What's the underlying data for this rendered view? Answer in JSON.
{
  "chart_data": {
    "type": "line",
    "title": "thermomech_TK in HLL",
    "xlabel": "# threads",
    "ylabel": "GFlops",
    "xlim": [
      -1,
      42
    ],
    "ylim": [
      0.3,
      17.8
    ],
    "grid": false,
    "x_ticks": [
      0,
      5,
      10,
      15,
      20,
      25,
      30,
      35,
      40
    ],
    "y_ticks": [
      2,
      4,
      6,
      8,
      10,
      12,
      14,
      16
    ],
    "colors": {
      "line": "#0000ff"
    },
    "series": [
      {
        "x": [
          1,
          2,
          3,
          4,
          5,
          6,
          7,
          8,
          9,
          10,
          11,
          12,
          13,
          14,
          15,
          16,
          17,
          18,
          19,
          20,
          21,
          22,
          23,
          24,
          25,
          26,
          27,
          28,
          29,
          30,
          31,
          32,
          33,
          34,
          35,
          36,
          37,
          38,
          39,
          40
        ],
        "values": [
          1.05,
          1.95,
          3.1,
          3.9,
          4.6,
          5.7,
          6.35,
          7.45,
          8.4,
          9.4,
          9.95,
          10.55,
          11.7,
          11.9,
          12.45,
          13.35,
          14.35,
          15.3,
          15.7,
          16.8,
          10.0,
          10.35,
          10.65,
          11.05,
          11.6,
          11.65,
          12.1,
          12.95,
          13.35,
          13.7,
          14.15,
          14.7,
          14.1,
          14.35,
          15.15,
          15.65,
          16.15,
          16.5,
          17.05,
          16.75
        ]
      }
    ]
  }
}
——
Repeat every line of the data, exactly and in full.

What's the underlying data for this rendered view? Answer in JSON.
{
  "chart_data": {
    "type": "line",
    "title": "thermomech_TK in HLL",
    "xlabel": "# threads",
    "ylabel": "GFlops",
    "xlim": [
      -1,
      42
    ],
    "ylim": [
      0.3,
      17.8
    ],
    "grid": false,
    "x_ticks": [
      0,
      5,
      10,
      15,
      20,
      25,
      30,
      35,
      40
    ],
    "y_ticks": [
      2,
      4,
      6,
      8,
      10,
      12,
      14,
      16
    ],
    "colors": {
      "line": "#0000ff"
    },
    "series": [
      {
        "x": [
          1,
          2,
          3,
          4,
          5,
          6,
          7,
          8,
          9,
          10,
          11,
          12,
          13,
          14,
          15,
          16,
          17,
          18,
          19,
          20,
          21,
          22,
          23,
          24,
          25,
          26,
          27,
          28,
          29,
          30,
          31,
          32,
          33,
          34,
          35,
          36,
          37,
          38,
          39,
          40
        ],
        "values": [
          1.05,
          1.95,
          3.1,
          3.9,
          4.6,
          5.7,
          6.35,
          7.45,
          8.4,
          9.4,
          9.95,
          10.55,
          11.7,
          11.9,
          12.45,
          13.35,
          14.35,
          15.3,
          15.7,
          16.8,
          10.0,
          10.35,
          10.65,
          11.05,
          11.6,
          11.65,
          12.1,
          12.95,
          13.35,
          13.7,
          14.15,
          14.7,
          14.1,
          14.35,
          15.15,
          15.65,
          16.15,
          16.5,
          17.05,
          16.75
        ]
      }
    ]
  }
}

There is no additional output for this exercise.